* _Collection entries_
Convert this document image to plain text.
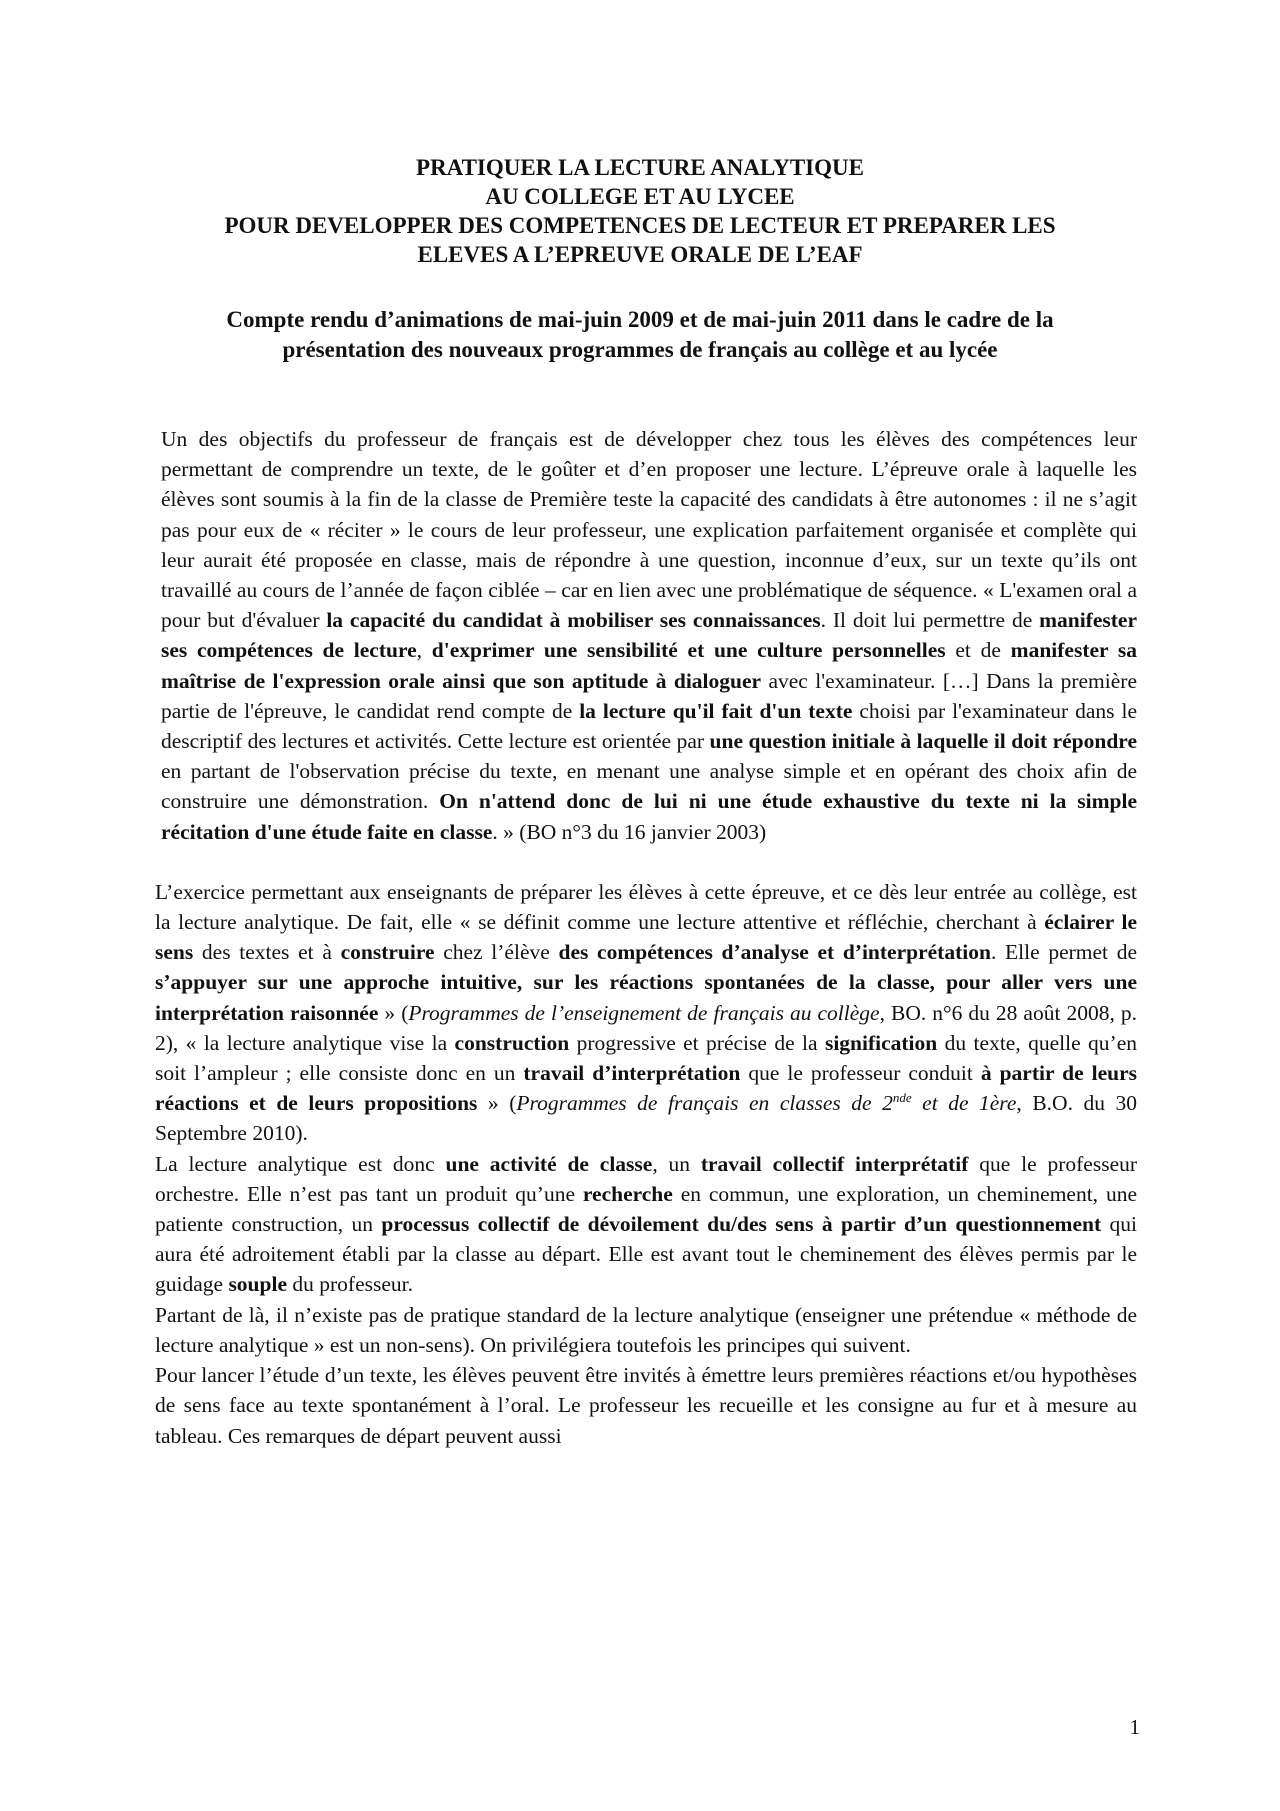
PRATIQUER LA LECTURE ANALYTIQUE
AU COLLEGE ET AU LYCEE
POUR DEVELOPPER DES COMPETENCES DE LECTEUR ET PREPARER LES
ELEVES A L’EPREUVE ORALE DE L’EAF
Compte rendu d’animations de mai-juin 2009 et de mai-juin 2011 dans le cadre de la
présentation des nouveaux programmes de français au collège et au lycée

Un des objectifs du professeur de français est de développer chez tous les élèves des compétences leur permettant de comprendre un texte, de le goûter et d’en proposer une lecture. L’épreuve orale à laquelle les élèves sont soumis à la fin de la classe de Première teste la capacité des candidats à être autonomes : il ne s’agit pas pour eux de « réciter » le cours de leur professeur, une explication parfaitement organisée et complète qui leur aurait été proposée en classe, mais de répondre à une question, inconnue d’eux, sur un texte qu’ils ont travaillé au cours de l’année de façon ciblée – car en lien avec une problématique de séquence. « L'examen oral a pour but d'évaluer la capacité du candidat à mobiliser ses connaissances. Il doit lui permettre de manifester ses compétences de lecture, d'exprimer une sensibilité et une culture personnelles et de manifester sa maîtrise de l'expression orale ainsi que son aptitude à dialoguer avec l'examinateur. […] Dans la première partie de l'épreuve, le candidat rend compte de la lecture qu'il fait d'un texte choisi par l'examinateur dans le descriptif des lectures et activités. Cette lecture est orientée par une question initiale à laquelle il doit répondre en partant de l'observation précise du texte, en menant une analyse simple et en opérant des choix afin de construire une démonstration. On n'attend donc de lui ni une étude exhaustive du texte ni la simple récitation d'une étude faite en classe. » (BO n°3 du 16 janvier 2003)

L’exercice permettant aux enseignants de préparer les élèves à cette épreuve, et ce dès leur entrée au collège, est la lecture analytique. De fait, elle « se définit comme une lecture attentive et réfléchie, cherchant à éclairer le sens des textes et à construire chez l’élève des compétences d’analyse et d’interprétation. Elle permet de s’appuyer sur une approche intuitive, sur les réactions spontanées de la classe, pour aller vers une interprétation raisonnée » (Programmes de l’enseignement de français au collège, BO. n°6 du 28 août 2008, p. 2), « la lecture analytique vise la construction progressive et précise de la signification du texte, quelle qu’en soit l’ampleur ; elle consiste donc en un travail d’interprétation que le professeur conduit à partir de leurs réactions et de leurs propositions » (Programmes de français en classes de 2nde et de 1ère, B.O. du 30 Septembre 2010).

La lecture analytique est donc une activité de classe, un travail collectif interprétatif que le professeur orchestre. Elle n’est pas tant un produit qu’une recherche en commun, une exploration, un cheminement, une patiente construction, un processus collectif de dévoilement du/des sens à partir d’un questionnement qui aura été adroitement établi par la classe au départ. Elle est avant tout le cheminement des élèves permis par le guidage souple du professeur.

Partant de là, il n’existe pas de pratique standard de la lecture analytique (enseigner une prétendue « méthode de lecture analytique » est un non-sens). On privilégiera toutefois les principes qui suivent.

Pour lancer l’étude d’un texte, les élèves peuvent être invités à émettre leurs premières réactions et/ou hypothèses de sens face au texte spontanément à l’oral. Le professeur les recueille et les consigne au fur et à mesure au tableau. Ces remarques de départ peuvent aussi

1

* _REQUEST_
Repeat the listing in full and exactly. Leave any pictures out.

* _THE RESPONSE_
Convert this document image to plain text.
PRATIQUER LA LECTURE ANALYTIQUE
AU COLLEGE ET AU LYCEE
POUR DEVELOPPER DES COMPETENCES DE LECTEUR ET PREPARER LES
ELEVES A L’EPREUVE ORALE DE L’EAF
Compte rendu d’animations de mai-juin 2009 et de mai-juin 2011 dans le cadre de la
présentation des nouveaux programmes de français au collège et au lycée

Un des objectifs du professeur de français est de développer chez tous les élèves des compétences leur permettant de comprendre un texte, de le goûter et d’en proposer une lecture. L’épreuve orale à laquelle les élèves sont soumis à la fin de la classe de Première teste la capacité des candidats à être autonomes : il ne s’agit pas pour eux de « réciter » le cours de leur professeur, une explication parfaitement organisée et complète qui leur aurait été proposée en classe, mais de répondre à une question, inconnue d’eux, sur un texte qu’ils ont travaillé au cours de l’année de façon ciblée – car en lien avec une problématique de séquence. « L'examen oral a pour but d'évaluer la capacité du candidat à mobiliser ses connaissances. Il doit lui permettre de manifester ses compétences de lecture, d'exprimer une sensibilité et une culture personnelles et de manifester sa maîtrise de l'expression orale ainsi que son aptitude à dialoguer avec l'examinateur. […] Dans la première partie de l'épreuve, le candidat rend compte de la lecture qu'il fait d'un texte choisi par l'examinateur dans le descriptif des lectures et activités. Cette lecture est orientée par une question initiale à laquelle il doit répondre en partant de l'observation précise du texte, en menant une analyse simple et en opérant des choix afin de construire une démonstration. On n'attend donc de lui ni une étude exhaustive du texte ni la simple récitation d'une étude faite en classe. » (BO n°3 du 16 janvier 2003)

L’exercice permettant aux enseignants de préparer les élèves à cette épreuve, et ce dès leur entrée au collège, est la lecture analytique. De fait, elle « se définit comme une lecture attentive et réfléchie, cherchant à éclairer le sens des textes et à construire chez l’élève des compétences d’analyse et d’interprétation. Elle permet de s’appuyer sur une approche intuitive, sur les réactions spontanées de la classe, pour aller vers une interprétation raisonnée » (Programmes de l’enseignement de français au collège, BO. n°6 du 28 août 2008, p. 2), « la lecture analytique vise la construction progressive et précise de la signification du texte, quelle qu’en soit l’ampleur ; elle consiste donc en un travail d’interprétation que le professeur conduit à partir de leurs réactions et de leurs propositions » (Programmes de français en classes de 2nde et de 1ère, B.O. du 30 Septembre 2010).

La lecture analytique est donc une activité de classe, un travail collectif interprétatif que le professeur orchestre. Elle n’est pas tant un produit qu’une recherche en commun, une exploration, un cheminement, une patiente construction, un processus collectif de dévoilement du/des sens à partir d’un questionnement qui aura été adroitement établi par la classe au départ. Elle est avant tout le cheminement des élèves permis par le guidage souple du professeur.

Partant de là, il n’existe pas de pratique standard de la lecture analytique (enseigner une prétendue « méthode de lecture analytique » est un non-sens). On privilégiera toutefois les principes qui suivent.

Pour lancer l’étude d’un texte, les élèves peuvent être invités à émettre leurs premières réactions et/ou hypothèses de sens face au texte spontanément à l’oral. Le professeur les recueille et les consigne au fur et à mesure au tableau. Ces remarques de départ peuvent aussi

1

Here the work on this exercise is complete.